*WHAT YOU NEED TO DO*
Everything from the line holding "Read all visible content and emit it as JSON." to the end of the listing below should be copied exactly, line for line, minus the pictures.

Entries with figure data
--- begin ---

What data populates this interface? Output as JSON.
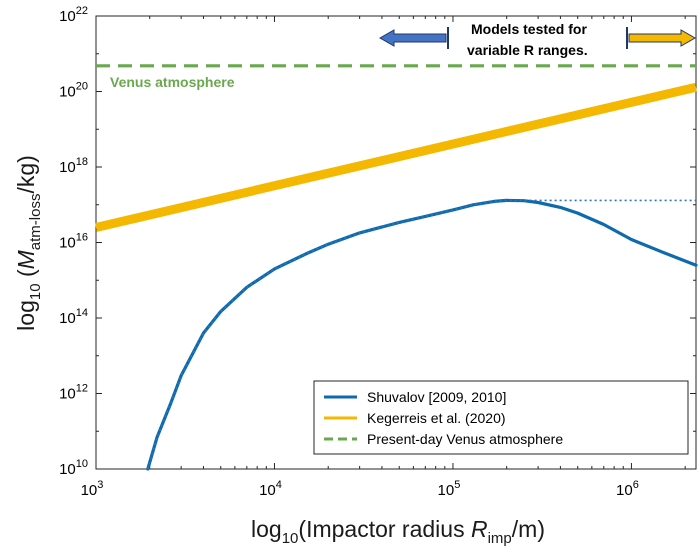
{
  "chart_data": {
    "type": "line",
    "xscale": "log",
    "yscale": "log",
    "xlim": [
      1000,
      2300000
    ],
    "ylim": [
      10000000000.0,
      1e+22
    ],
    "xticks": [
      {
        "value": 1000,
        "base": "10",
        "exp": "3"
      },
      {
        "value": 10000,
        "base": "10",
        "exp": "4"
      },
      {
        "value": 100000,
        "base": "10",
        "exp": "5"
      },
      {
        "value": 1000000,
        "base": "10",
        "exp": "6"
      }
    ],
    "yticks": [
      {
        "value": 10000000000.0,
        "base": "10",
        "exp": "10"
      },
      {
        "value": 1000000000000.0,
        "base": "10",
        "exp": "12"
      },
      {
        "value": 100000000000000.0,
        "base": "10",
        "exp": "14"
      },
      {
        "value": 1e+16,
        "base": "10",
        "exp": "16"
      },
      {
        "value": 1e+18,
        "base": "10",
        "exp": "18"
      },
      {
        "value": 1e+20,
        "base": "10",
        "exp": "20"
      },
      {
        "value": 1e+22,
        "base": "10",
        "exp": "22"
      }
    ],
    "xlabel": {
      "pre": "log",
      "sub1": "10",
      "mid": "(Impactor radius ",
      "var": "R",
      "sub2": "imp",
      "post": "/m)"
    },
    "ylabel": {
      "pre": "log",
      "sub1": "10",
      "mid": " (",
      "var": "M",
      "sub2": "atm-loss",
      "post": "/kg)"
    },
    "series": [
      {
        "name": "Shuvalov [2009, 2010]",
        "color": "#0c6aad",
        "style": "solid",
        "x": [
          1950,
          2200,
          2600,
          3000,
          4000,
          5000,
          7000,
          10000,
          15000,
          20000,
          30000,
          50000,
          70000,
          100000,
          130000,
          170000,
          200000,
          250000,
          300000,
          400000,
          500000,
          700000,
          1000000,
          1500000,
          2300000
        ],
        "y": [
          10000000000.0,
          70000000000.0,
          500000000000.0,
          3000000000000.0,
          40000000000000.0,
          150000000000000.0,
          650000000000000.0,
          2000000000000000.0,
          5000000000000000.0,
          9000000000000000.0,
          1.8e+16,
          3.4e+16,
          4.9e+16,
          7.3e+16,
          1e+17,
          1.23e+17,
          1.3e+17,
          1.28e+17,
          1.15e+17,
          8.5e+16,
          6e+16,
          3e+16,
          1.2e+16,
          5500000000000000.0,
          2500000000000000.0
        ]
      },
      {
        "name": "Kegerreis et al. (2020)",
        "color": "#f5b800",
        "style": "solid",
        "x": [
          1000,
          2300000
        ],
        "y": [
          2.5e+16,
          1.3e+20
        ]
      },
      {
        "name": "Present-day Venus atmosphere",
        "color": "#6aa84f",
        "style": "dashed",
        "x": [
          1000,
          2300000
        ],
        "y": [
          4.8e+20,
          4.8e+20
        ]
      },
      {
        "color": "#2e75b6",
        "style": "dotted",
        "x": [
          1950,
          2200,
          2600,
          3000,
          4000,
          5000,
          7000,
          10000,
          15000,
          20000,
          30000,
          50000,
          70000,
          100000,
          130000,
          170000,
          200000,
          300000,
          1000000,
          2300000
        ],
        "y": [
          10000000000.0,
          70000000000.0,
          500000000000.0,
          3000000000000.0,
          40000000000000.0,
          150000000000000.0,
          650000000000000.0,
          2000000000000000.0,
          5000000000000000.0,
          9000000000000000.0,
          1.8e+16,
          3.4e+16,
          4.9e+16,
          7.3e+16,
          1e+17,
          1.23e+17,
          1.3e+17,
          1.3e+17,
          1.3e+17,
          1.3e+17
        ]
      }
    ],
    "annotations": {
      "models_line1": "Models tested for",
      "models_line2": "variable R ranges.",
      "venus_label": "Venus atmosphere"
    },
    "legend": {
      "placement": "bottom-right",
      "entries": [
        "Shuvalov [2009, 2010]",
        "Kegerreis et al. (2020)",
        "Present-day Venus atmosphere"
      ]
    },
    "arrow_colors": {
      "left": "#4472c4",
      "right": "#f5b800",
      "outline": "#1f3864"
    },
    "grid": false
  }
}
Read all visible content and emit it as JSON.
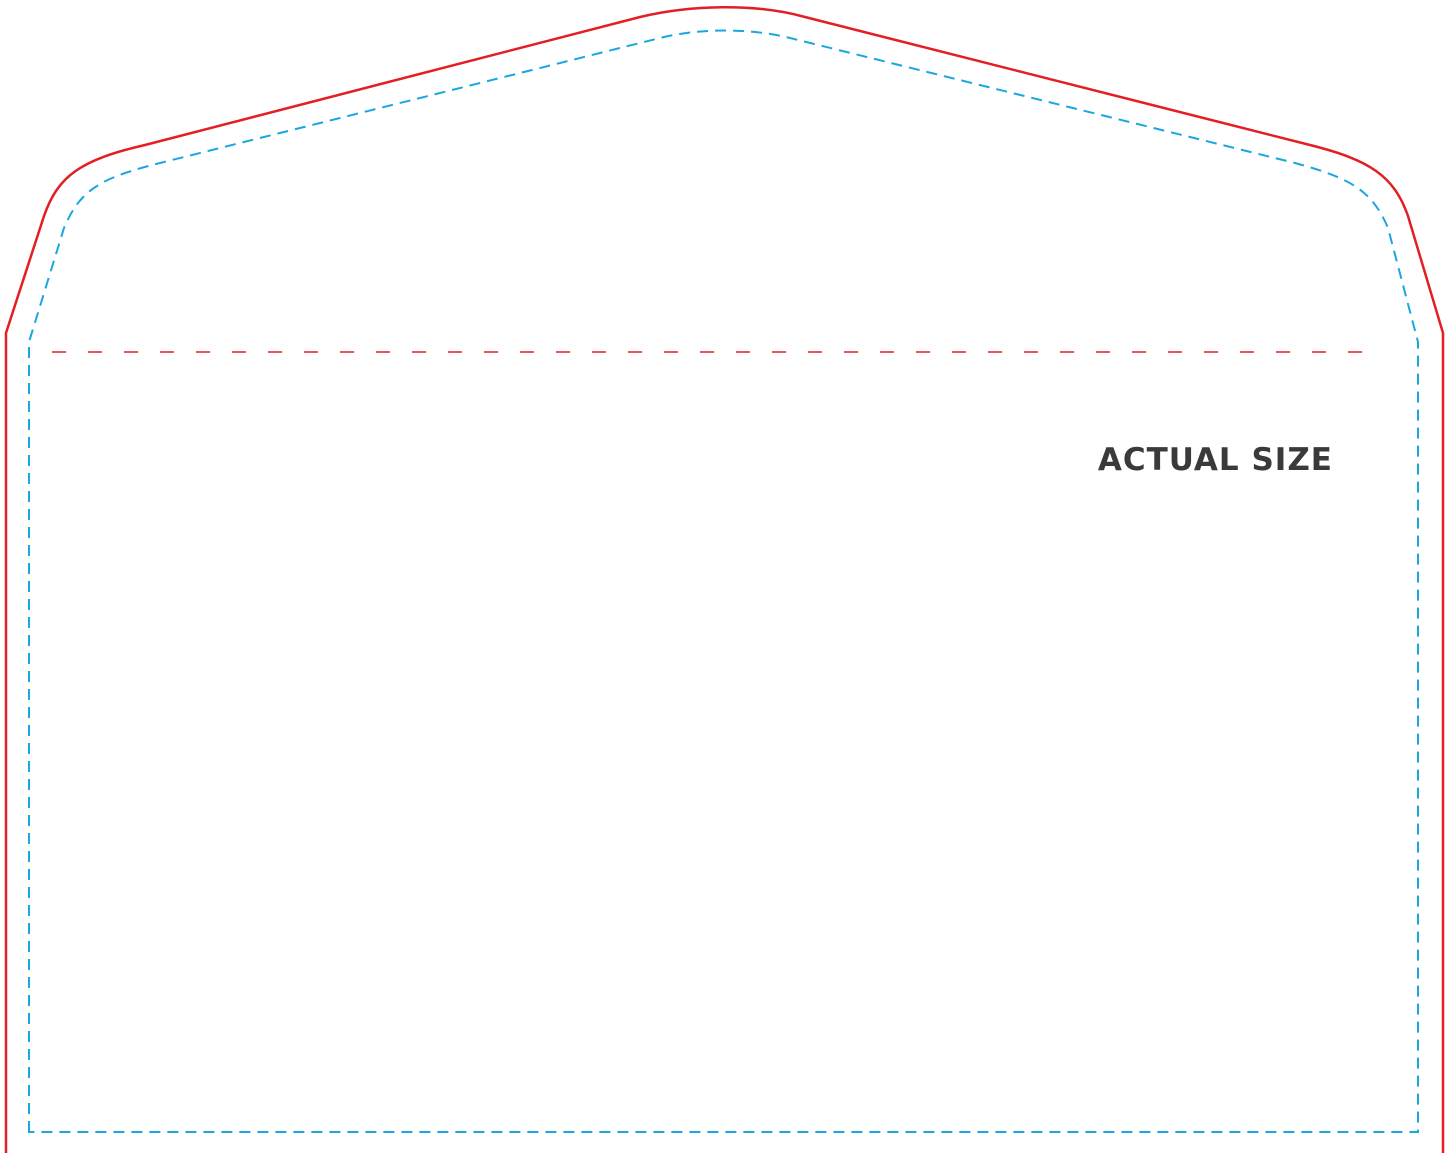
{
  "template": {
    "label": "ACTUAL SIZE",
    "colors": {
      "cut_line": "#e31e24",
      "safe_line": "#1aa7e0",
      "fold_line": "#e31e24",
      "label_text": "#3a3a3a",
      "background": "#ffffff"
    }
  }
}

--- end ---

*EXERCISE RESPONSE*
Read all visible content and emit it as JSON.
{
  "template": {
    "label": "ACTUAL SIZE",
    "colors": {
      "cut_line": "#e31e24",
      "safe_line": "#1aa7e0",
      "fold_line": "#e31e24",
      "label_text": "#3a3a3a",
      "background": "#ffffff"
    }
  }
}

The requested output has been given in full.